## Written exercise
Rewrite the records from their first line through the line containing "data-point — [283, 429, 291, 437]", replacing "legend-marker" with "legend-symbol" and leaving everything else unchanged.
>> begin Recorded data
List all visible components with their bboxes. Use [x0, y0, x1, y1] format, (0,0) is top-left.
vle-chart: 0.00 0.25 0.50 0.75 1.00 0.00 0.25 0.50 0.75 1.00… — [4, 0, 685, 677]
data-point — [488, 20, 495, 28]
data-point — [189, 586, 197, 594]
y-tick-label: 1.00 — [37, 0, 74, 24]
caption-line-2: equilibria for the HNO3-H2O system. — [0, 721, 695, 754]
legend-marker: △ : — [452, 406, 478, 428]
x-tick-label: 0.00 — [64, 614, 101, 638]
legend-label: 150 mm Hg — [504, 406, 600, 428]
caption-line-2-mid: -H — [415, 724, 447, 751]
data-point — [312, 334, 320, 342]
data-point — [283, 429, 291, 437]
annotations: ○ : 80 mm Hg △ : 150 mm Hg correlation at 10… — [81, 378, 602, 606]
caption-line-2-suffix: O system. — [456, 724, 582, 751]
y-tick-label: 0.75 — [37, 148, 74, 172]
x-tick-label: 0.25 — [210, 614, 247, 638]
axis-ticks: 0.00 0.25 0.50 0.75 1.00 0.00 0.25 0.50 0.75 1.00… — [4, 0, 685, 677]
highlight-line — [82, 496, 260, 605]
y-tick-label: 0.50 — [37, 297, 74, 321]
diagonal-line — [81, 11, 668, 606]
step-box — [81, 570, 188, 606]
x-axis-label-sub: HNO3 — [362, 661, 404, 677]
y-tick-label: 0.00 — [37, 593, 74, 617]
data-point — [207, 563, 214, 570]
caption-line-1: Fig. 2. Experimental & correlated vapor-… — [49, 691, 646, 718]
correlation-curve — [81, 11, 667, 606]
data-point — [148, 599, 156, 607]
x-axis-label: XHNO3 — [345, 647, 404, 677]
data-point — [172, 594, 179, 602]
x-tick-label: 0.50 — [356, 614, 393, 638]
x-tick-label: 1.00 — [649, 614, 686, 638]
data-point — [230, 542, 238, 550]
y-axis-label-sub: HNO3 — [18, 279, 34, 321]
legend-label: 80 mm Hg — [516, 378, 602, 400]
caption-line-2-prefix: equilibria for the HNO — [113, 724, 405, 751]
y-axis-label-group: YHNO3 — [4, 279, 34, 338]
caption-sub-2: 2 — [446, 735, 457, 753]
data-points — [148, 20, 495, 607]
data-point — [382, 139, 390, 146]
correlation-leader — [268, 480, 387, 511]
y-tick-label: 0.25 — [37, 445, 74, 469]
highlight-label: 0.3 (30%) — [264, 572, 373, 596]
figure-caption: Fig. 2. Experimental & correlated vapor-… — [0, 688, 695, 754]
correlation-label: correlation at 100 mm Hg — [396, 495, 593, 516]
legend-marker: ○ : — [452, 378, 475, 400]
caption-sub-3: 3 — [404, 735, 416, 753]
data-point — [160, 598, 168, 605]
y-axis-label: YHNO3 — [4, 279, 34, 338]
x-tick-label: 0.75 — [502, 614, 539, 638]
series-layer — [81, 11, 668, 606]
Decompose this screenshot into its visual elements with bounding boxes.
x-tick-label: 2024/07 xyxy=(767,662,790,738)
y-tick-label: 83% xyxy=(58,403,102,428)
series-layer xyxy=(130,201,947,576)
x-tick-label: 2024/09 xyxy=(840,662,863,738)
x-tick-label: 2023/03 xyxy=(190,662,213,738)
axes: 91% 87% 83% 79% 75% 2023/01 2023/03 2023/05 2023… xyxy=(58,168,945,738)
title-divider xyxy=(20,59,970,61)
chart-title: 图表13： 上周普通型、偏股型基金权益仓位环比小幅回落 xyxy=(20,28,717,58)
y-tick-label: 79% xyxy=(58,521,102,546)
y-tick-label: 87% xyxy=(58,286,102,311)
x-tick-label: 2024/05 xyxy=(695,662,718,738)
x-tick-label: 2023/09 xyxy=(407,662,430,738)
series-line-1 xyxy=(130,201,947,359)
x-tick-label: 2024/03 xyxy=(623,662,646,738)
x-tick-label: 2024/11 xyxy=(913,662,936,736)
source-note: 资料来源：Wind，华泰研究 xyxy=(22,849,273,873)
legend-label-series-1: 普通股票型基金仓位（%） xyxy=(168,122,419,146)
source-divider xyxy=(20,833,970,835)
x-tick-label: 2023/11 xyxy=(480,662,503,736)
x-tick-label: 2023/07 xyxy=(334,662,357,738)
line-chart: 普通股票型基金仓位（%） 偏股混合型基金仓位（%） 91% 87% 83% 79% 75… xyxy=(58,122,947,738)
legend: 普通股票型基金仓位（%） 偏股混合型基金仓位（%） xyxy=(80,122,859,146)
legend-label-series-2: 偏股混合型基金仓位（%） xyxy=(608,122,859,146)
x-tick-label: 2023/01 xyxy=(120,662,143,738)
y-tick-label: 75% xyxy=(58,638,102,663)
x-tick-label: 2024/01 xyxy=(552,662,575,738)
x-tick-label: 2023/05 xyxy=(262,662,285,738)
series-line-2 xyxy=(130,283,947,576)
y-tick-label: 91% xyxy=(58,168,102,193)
>> end Recorded data
## Answer to the problem
List all visible components with their bboxes. Use [x0, y0, x1, y1] format, (0,0) is top-left.
vle-chart: 0.00 0.25 0.50 0.75 1.00 0.00 0.25 0.50 0.75 1.00… — [4, 0, 685, 677]
data-point — [488, 20, 495, 28]
data-point — [189, 586, 197, 594]
y-tick-label: 1.00 — [37, 0, 74, 24]
caption-line-2: equilibria for the HNO3-H2O system. — [0, 721, 695, 754]
legend-symbol: △ : — [452, 406, 478, 428]
x-tick-label: 0.00 — [64, 614, 101, 638]
legend-label: 150 mm Hg — [504, 406, 600, 428]
caption-line-2-mid: -H — [415, 724, 447, 751]
data-point — [312, 334, 320, 342]
data-point — [283, 429, 291, 437]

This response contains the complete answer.